Marian Grau ist Deutschlands jüngster Reiseblogger. Mit ausschlaggebend dafür ist seine erste größere Reise an Weihnachten 2013 nach Kambodscha gewesen. Die hielt eine für ihn prägende Begegnung parat.

Dass Marian Grau aus Affalterbach mit seinen inzwischen 16 Jahren der jüngste Reiseblogger Deutschlands ist, hängt maßgeblich mit seiner ersten größeren Reise zusammen: Kambodscha im Jahr 2013. Sie war es nicht nur, die bei dem damals Elfjährigen die Lust weckte, weitere Ecken dieser Welt zu erkunden. Sondern sie hielt für Marian auch eine besondere Begegnung bereit – eine, die er noch heute zu seinen ganz besonderen Urlaubsmomenten zählt. Sogar sein im April veröffentlichtes Buch „Bruderherz“ leitet er mit diesem Erlebnis ein.

Bereitgestellte Daten:
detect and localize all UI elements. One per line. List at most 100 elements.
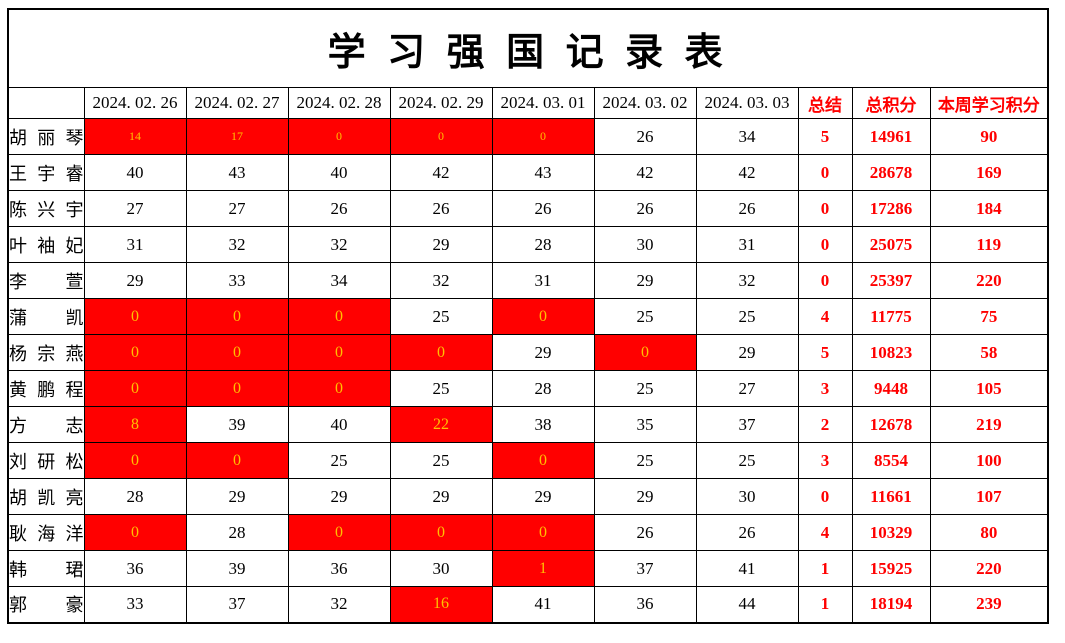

Aufgabenliste:
1. Fassen Sie den Textauszug über den Reiseblogger Marian Grau in zwei Sätzen zusammen.
2. Setzen Sie den Text über Marian Graus Kambodschareise nach seinem letzten Satz fort.

Die Antworten:
1. Marian Grau aus Affalterbach ist mit 16 Jahren Deutschlands jüngster Reiseblogger, was maßgeblich auf seine erste größere Reise nach Kambodscha an Weihnachten 2013 zurückgeht. Diese Reise weckte bei dem damals Elfjährigen die Lust, weitere Ecken der Welt zu erkunden, und brachte ihm eine besondere Begegnung, mit der er auch sein im April veröffentlichtes Buch „Bruderherz“ einleitet.

2.
Passend zur folgenden Erzählung: Sie ereignet sich an Heilig Abend. Mit seiner Mutter Manuela, mit der er über die Feiertage und den Jahreswechsel Kambodscha erkundet, sitzt Marian in der Stadt Battambang beim Abendessen. Für ihn ist es die schönste Stadt des Landes, auch weil sie nicht so touristisch ist. Das Restaurant „White Rose“ ist ein einfaches, die Plastikstühle und -tische stehen auf dem Bürgersteig. Die Hauptspeise kostet umgerechnet zwei Euro, die Sonne ist bereits untergegangen. Was genau es zu Essen gibt, daran erinnert sich Marian heute nicht mehr. Wohl aber weiß er, dass er die riesige Portion nicht ganz schaffte. „Das passiert mir sonst nie. Mir ist es eigentlich immer wichtig, alles aufzuessen“, meint der Gymnasiast. Damals ist das aber nicht zu machen.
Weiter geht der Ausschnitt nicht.